# Direction
Send back the entries below exactly as they appear.

# Stored records

>>

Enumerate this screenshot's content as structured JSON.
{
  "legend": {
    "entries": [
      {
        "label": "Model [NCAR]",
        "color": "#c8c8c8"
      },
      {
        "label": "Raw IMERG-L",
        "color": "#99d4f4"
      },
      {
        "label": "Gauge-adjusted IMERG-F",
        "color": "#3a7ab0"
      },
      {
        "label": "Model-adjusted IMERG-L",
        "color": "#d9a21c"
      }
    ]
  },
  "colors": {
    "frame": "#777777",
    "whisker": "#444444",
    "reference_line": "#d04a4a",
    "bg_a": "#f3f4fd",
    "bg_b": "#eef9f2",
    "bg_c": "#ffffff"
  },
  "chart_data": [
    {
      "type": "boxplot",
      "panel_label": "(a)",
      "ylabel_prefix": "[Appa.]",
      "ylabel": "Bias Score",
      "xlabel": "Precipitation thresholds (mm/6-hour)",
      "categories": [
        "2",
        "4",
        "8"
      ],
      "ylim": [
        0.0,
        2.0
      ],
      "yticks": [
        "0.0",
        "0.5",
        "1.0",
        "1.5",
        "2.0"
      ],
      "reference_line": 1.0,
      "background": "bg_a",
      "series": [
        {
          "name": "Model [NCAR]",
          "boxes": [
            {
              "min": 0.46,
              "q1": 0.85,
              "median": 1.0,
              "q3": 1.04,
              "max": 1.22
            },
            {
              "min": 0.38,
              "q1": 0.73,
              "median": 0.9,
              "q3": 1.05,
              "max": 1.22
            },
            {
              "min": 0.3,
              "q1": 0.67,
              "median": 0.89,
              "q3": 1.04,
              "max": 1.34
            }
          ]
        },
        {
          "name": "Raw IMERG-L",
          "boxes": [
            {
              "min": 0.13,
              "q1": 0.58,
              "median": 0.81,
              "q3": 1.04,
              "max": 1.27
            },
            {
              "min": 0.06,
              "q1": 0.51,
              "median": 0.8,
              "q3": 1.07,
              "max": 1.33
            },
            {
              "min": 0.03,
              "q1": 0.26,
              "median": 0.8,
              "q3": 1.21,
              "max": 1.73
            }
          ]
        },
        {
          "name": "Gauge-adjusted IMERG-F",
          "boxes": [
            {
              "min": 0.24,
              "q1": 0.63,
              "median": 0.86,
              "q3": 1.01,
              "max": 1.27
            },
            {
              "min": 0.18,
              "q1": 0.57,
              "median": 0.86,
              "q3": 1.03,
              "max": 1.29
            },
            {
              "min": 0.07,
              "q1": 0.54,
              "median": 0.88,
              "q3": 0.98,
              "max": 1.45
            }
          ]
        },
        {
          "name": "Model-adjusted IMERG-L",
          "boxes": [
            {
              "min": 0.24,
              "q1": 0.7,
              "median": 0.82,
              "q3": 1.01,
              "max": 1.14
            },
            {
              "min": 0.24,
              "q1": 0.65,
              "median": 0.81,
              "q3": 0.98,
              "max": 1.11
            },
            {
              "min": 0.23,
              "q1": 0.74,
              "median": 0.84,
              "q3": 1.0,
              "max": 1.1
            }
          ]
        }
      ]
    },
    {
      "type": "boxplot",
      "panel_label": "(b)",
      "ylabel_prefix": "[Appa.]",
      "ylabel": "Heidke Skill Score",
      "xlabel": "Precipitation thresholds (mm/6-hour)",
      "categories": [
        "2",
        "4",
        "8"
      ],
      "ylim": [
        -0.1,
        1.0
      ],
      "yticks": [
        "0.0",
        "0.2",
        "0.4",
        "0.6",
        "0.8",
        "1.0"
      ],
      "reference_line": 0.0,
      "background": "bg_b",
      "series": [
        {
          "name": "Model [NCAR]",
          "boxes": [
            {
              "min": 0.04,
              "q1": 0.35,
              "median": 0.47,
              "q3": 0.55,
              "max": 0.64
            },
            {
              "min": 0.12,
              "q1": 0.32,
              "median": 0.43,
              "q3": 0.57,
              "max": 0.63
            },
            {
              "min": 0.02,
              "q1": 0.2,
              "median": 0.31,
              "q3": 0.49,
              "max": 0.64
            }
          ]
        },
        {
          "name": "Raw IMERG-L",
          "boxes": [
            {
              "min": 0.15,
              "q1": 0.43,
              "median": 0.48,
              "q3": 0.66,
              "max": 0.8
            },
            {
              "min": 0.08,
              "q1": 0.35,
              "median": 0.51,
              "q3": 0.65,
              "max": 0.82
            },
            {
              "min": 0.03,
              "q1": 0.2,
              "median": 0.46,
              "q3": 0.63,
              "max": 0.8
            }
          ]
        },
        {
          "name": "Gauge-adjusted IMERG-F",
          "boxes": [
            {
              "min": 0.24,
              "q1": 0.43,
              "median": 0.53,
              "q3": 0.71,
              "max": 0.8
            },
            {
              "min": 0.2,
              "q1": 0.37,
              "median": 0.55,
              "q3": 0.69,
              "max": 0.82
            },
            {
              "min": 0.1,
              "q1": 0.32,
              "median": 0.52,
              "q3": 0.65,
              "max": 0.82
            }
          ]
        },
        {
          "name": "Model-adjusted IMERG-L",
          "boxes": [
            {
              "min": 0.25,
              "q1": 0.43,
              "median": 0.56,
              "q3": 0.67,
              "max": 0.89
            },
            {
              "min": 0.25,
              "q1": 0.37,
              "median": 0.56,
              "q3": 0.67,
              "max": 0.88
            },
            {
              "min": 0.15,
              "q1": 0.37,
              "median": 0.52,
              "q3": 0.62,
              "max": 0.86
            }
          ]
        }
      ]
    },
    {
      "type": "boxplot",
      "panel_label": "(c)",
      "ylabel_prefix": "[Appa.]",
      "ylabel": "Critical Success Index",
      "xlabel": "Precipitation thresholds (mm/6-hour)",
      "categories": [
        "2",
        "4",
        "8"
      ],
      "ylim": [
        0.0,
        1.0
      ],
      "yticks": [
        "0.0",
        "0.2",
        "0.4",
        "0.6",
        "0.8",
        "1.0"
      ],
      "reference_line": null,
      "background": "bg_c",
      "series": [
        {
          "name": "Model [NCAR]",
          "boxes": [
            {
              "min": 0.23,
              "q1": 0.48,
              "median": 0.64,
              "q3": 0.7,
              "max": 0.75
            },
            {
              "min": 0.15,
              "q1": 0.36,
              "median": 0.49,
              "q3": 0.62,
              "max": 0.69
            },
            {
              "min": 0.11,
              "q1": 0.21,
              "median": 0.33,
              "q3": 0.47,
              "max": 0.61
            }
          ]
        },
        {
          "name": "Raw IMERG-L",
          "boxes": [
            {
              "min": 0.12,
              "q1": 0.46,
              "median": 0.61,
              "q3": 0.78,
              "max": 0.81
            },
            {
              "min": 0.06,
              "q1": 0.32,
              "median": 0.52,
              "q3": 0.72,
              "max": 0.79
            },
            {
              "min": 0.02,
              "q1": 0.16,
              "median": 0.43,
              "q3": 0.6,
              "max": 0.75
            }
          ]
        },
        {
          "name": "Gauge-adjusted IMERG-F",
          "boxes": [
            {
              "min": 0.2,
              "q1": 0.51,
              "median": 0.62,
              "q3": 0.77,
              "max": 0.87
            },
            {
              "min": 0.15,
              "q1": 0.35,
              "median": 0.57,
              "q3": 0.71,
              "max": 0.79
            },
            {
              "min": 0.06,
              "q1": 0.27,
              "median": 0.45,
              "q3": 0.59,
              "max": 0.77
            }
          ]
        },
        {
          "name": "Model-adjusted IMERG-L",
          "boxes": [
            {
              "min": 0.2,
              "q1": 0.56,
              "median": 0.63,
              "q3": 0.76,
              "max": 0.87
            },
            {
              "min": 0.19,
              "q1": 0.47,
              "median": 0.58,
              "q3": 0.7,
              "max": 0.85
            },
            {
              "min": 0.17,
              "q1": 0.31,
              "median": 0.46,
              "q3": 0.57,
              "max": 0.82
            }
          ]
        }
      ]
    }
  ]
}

<<

# Task result
Enumerate this screenshot's content as structured JSON.
{
  "legend": {
    "entries": [
      {
        "label": "Model [NCAR]",
        "color": "#c8c8c8"
      },
      {
        "label": "Raw IMERG-L",
        "color": "#99d4f4"
      },
      {
        "label": "Gauge-adjusted IMERG-F",
        "color": "#3a7ab0"
      },
      {
        "label": "Model-adjusted IMERG-L",
        "color": "#d9a21c"
      }
    ]
  },
  "colors": {
    "frame": "#777777",
    "whisker": "#444444",
    "reference_line": "#d04a4a",
    "bg_a": "#f3f4fd",
    "bg_b": "#eef9f2",
    "bg_c": "#ffffff"
  },
  "chart_data": [
    {
      "type": "boxplot",
      "panel_label": "(a)",
      "ylabel_prefix": "[Appa.]",
      "ylabel": "Bias Score",
      "xlabel": "Precipitation thresholds (mm/6-hour)",
      "categories": [
        "2",
        "4",
        "8"
      ],
      "ylim": [
        0.0,
        2.0
      ],
      "yticks": [
        "0.0",
        "0.5",
        "1.0",
        "1.5",
        "2.0"
      ],
      "reference_line": 1.0,
      "background": "bg_a",
      "series": [
        {
          "name": "Model [NCAR]",
          "boxes": [
            {
              "min": 0.46,
              "q1": 0.85,
              "median": 1.0,
              "q3": 1.04,
              "max": 1.22
            },
            {
              "min": 0.38,
              "q1": 0.73,
              "median": 0.9,
              "q3": 1.05,
              "max": 1.22
            },
            {
              "min": 0.3,
              "q1": 0.67,
              "median": 0.89,
              "q3": 1.04,
              "max": 1.34
            }
          ]
        },
        {
          "name": "Raw IMERG-L",
          "boxes": [
            {
              "min": 0.13,
              "q1": 0.58,
              "median": 0.81,
              "q3": 1.04,
              "max": 1.27
            },
            {
              "min": 0.06,
              "q1": 0.51,
              "median": 0.8,
              "q3": 1.07,
              "max": 1.33
            },
            {
              "min": 0.03,
              "q1": 0.26,
              "median": 0.8,
              "q3": 1.21,
              "max": 1.73
            }
          ]
        },
        {
          "name": "Gauge-adjusted IMERG-F",
          "boxes": [
            {
              "min": 0.24,
              "q1": 0.63,
              "median": 0.86,
              "q3": 1.01,
              "max": 1.27
            },
            {
              "min": 0.18,
              "q1": 0.57,
              "median": 0.86,
              "q3": 1.03,
              "max": 1.29
            },
            {
              "min": 0.07,
              "q1": 0.54,
              "median": 0.88,
              "q3": 0.98,
              "max": 1.45
            }
          ]
        },
        {
          "name": "Model-adjusted IMERG-L",
          "boxes": [
            {
              "min": 0.24,
              "q1": 0.7,
              "median": 0.82,
              "q3": 1.01,
              "max": 1.14
            },
            {
              "min": 0.24,
              "q1": 0.65,
              "median": 0.81,
              "q3": 0.98,
              "max": 1.11
            },
            {
              "min": 0.23,
              "q1": 0.74,
              "median": 0.84,
              "q3": 1.0,
              "max": 1.1
            }
          ]
        }
      ]
    },
    {
      "type": "boxplot",
      "panel_label": "(b)",
      "ylabel_prefix": "[Appa.]",
      "ylabel": "Heidke Skill Score",
      "xlabel": "Precipitation thresholds (mm/6-hour)",
      "categories": [
        "2",
        "4",
        "8"
      ],
      "ylim": [
        -0.1,
        1.0
      ],
      "yticks": [
        "0.0",
        "0.2",
        "0.4",
        "0.6",
        "0.8",
        "1.0"
      ],
      "reference_line": 0.0,
      "background": "bg_b",
      "series": [
        {
          "name": "Model [NCAR]",
          "boxes": [
            {
              "min": 0.04,
              "q1": 0.35,
              "median": 0.47,
              "q3": 0.55,
              "max": 0.64
            },
            {
              "min": 0.12,
              "q1": 0.32,
              "median": 0.43,
              "q3": 0.57,
              "max": 0.63
            },
            {
              "min": 0.02,
              "q1": 0.2,
              "median": 0.31,
              "q3": 0.49,
              "max": 0.64
            }
          ]
        },
        {
          "name": "Raw IMERG-L",
          "boxes": [
            {
              "min": 0.15,
              "q1": 0.43,
              "median": 0.48,
              "q3": 0.66,
              "max": 0.8
            },
            {
              "min": 0.08,
              "q1": 0.35,
              "median": 0.51,
              "q3": 0.65,
              "max": 0.82
            },
            {
              "min": 0.03,
              "q1": 0.2,
              "median": 0.46,
              "q3": 0.63,
              "max": 0.8
            }
          ]
        },
        {
          "name": "Gauge-adjusted IMERG-F",
          "boxes": [
            {
              "min": 0.24,
              "q1": 0.43,
              "median": 0.53,
              "q3": 0.71,
              "max": 0.8
            },
            {
              "min": 0.2,
              "q1": 0.37,
              "median": 0.55,
              "q3": 0.69,
              "max": 0.82
            },
            {
              "min": 0.1,
              "q1": 0.32,
              "median": 0.52,
              "q3": 0.65,
              "max": 0.82
            }
          ]
        },
        {
          "name": "Model-adjusted IMERG-L",
          "boxes": [
            {
              "min": 0.25,
              "q1": 0.43,
              "median": 0.56,
              "q3": 0.67,
              "max": 0.89
            },
            {
              "min": 0.25,
              "q1": 0.37,
              "median": 0.56,
              "q3": 0.67,
              "max": 0.88
            },
            {
              "min": 0.15,
              "q1": 0.37,
              "median": 0.52,
              "q3": 0.62,
              "max": 0.86
            }
          ]
        }
      ]
    },
    {
      "type": "boxplot",
      "panel_label": "(c)",
      "ylabel_prefix": "[Appa.]",
      "ylabel": "Critical Success Index",
      "xlabel": "Precipitation thresholds (mm/6-hour)",
      "categories": [
        "2",
        "4",
        "8"
      ],
      "ylim": [
        0.0,
        1.0
      ],
      "yticks": [
        "0.0",
        "0.2",
        "0.4",
        "0.6",
        "0.8",
        "1.0"
      ],
      "reference_line": null,
      "background": "bg_c",
      "series": [
        {
          "name": "Model [NCAR]",
          "boxes": [
            {
              "min": 0.23,
              "q1": 0.48,
              "median": 0.64,
              "q3": 0.7,
              "max": 0.75
            },
            {
              "min": 0.15,
              "q1": 0.36,
              "median": 0.49,
              "q3": 0.62,
              "max": 0.69
            },
            {
              "min": 0.11,
              "q1": 0.21,
              "median": 0.33,
              "q3": 0.47,
              "max": 0.61
            }
          ]
        },
        {
          "name": "Raw IMERG-L",
          "boxes": [
            {
              "min": 0.12,
              "q1": 0.46,
              "median": 0.61,
              "q3": 0.78,
              "max": 0.81
            },
            {
              "min": 0.06,
              "q1": 0.32,
              "median": 0.52,
              "q3": 0.72,
              "max": 0.79
            },
            {
              "min": 0.02,
              "q1": 0.16,
              "median": 0.43,
              "q3": 0.6,
              "max": 0.75
            }
          ]
        },
        {
          "name": "Gauge-adjusted IMERG-F",
          "boxes": [
            {
              "min": 0.2,
              "q1": 0.51,
              "median": 0.62,
              "q3": 0.77,
              "max": 0.87
            },
            {
              "min": 0.15,
              "q1": 0.35,
              "median": 0.57,
              "q3": 0.71,
              "max": 0.79
            },
            {
              "min": 0.06,
              "q1": 0.27,
              "median": 0.45,
              "q3": 0.59,
              "max": 0.77
            }
          ]
        },
        {
          "name": "Model-adjusted IMERG-L",
          "boxes": [
            {
              "min": 0.2,
              "q1": 0.56,
              "median": 0.63,
              "q3": 0.76,
              "max": 0.87
            },
            {
              "min": 0.19,
              "q1": 0.47,
              "median": 0.58,
              "q3": 0.7,
              "max": 0.85
            },
            {
              "min": 0.17,
              "q1": 0.31,
              "median": 0.46,
              "q3": 0.57,
              "max": 0.82
            }
          ]
        }
      ]
    }
  ]
}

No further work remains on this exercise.